[Begin Entries provided]

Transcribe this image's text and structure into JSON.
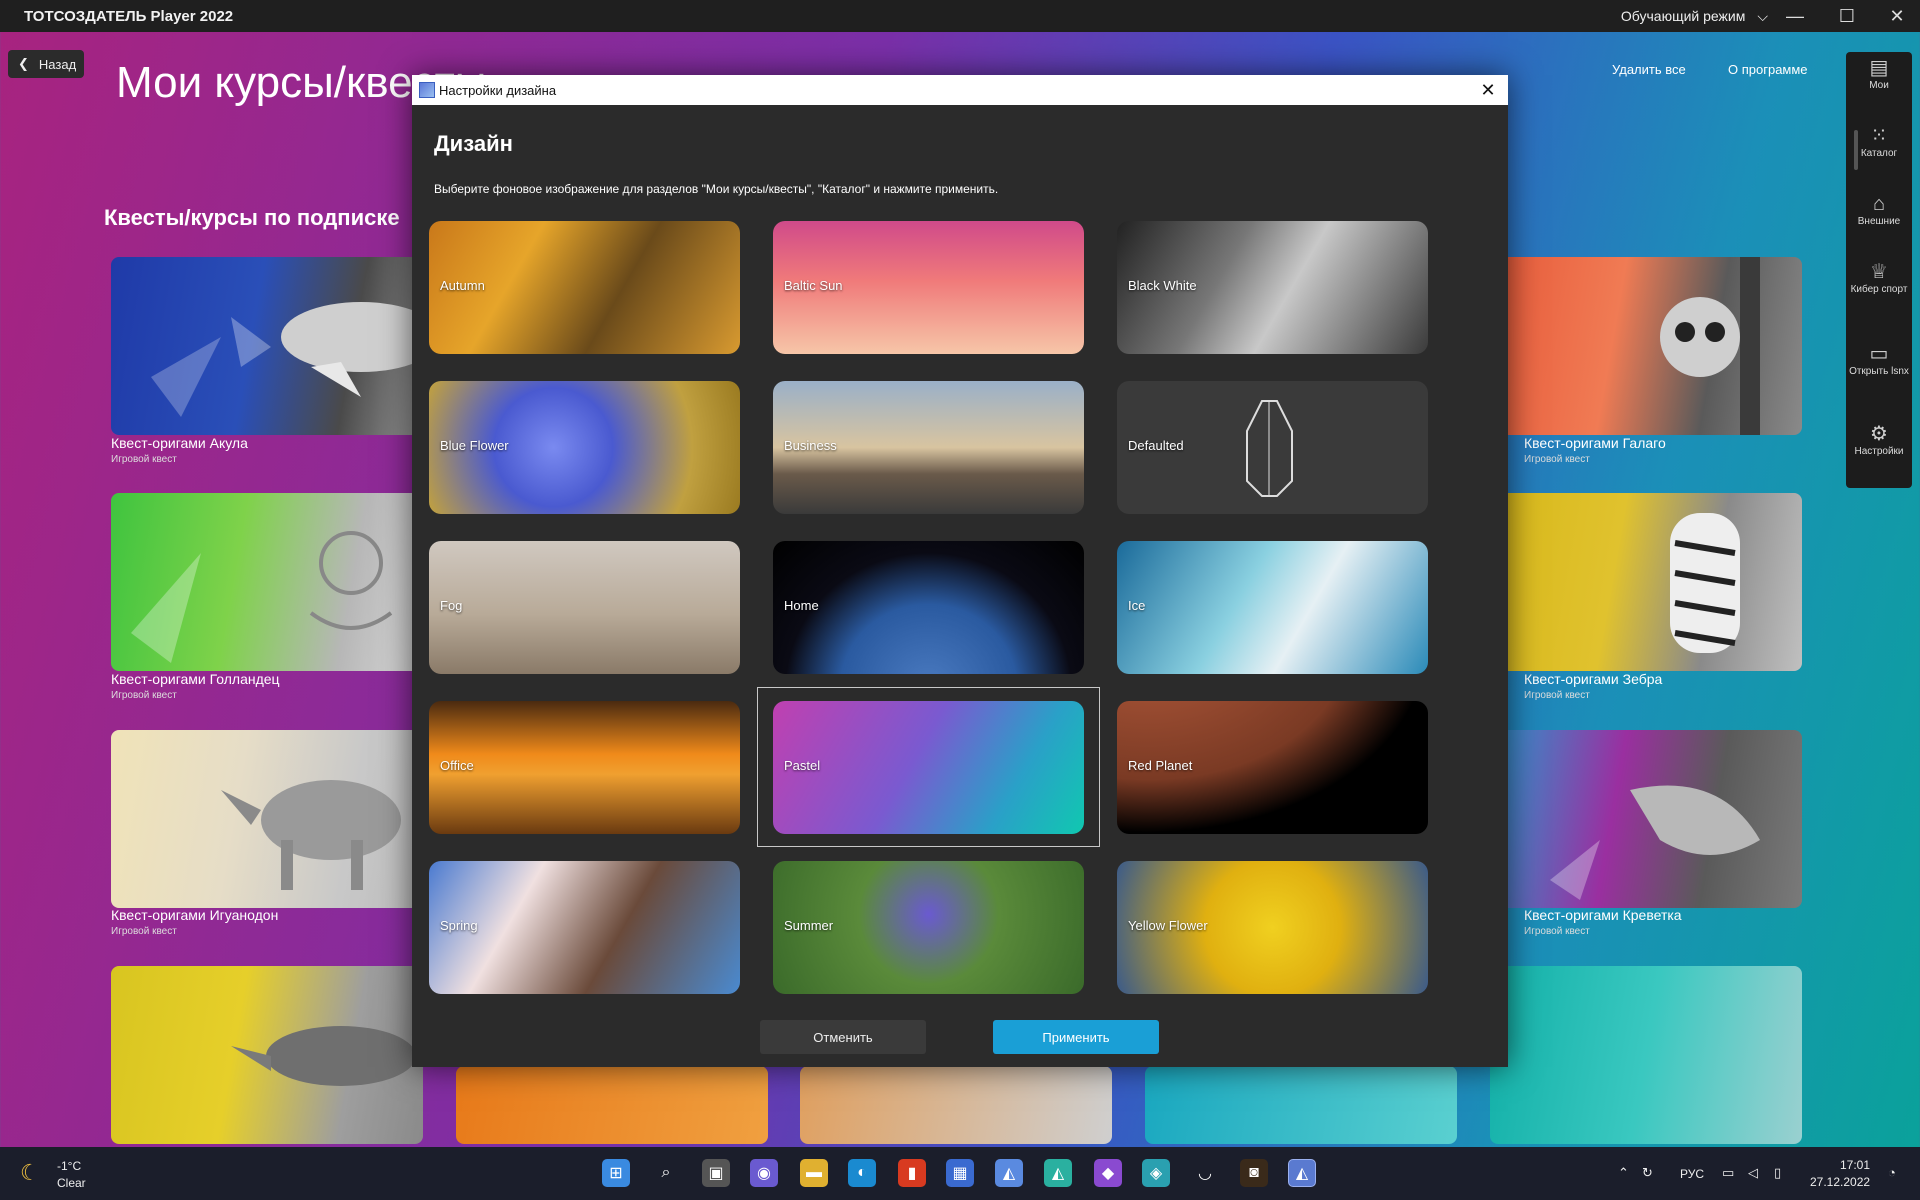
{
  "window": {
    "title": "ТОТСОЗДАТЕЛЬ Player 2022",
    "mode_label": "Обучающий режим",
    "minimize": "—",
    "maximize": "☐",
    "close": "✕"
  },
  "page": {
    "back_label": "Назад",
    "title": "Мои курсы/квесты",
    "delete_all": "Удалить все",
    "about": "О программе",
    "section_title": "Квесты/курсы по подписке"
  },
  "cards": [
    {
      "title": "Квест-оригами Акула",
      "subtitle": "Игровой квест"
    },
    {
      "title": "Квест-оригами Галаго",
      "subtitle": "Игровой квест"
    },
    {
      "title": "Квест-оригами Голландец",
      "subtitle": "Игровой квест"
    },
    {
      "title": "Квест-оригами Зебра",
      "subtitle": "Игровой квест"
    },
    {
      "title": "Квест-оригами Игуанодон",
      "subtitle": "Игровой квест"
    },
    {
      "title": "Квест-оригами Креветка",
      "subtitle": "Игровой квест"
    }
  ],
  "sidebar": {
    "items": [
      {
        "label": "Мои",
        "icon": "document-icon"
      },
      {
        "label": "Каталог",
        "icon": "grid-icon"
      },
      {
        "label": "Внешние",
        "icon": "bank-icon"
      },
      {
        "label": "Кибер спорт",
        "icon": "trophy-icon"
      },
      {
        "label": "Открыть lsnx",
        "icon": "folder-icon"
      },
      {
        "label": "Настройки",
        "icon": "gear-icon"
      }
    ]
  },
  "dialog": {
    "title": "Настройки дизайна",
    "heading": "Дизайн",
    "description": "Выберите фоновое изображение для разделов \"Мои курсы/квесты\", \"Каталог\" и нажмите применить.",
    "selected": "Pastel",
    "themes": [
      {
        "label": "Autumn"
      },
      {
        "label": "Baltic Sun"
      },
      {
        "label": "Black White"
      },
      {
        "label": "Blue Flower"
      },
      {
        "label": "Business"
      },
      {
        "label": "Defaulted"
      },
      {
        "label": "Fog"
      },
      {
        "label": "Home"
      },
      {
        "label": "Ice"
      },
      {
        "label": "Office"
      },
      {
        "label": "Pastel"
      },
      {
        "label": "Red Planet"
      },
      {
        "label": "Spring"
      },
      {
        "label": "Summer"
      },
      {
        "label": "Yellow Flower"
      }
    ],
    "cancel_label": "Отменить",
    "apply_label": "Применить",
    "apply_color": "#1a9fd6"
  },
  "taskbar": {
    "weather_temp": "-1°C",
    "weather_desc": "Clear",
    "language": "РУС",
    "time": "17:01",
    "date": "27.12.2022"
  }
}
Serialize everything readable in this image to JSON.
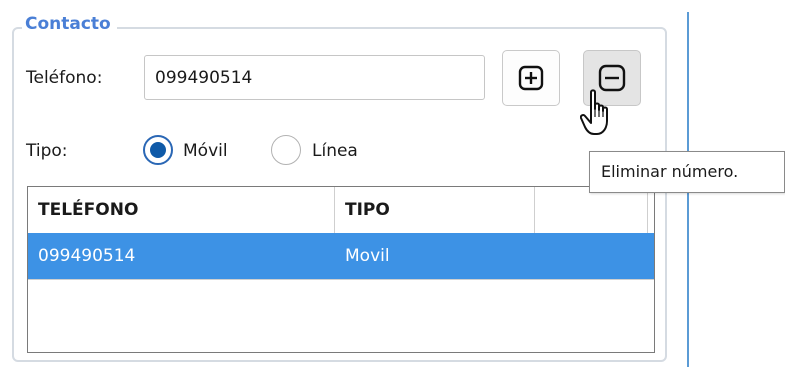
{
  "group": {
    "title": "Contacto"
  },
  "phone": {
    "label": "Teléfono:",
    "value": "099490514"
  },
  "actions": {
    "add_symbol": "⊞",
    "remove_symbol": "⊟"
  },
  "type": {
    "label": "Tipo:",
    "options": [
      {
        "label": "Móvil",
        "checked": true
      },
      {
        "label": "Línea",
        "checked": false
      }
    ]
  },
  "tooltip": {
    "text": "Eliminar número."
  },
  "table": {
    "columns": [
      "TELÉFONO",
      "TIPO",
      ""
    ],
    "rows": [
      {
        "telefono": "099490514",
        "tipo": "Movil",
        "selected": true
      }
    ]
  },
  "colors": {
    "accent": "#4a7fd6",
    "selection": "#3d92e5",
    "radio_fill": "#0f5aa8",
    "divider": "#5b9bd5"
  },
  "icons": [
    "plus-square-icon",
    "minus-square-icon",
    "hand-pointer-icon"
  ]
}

[End Entries provided]

## Task requirements
Find the string "Flower" in the listing and return every line that holds it.

## The output
        "label": "Blue Flower"
        "label": "Yellow Flower"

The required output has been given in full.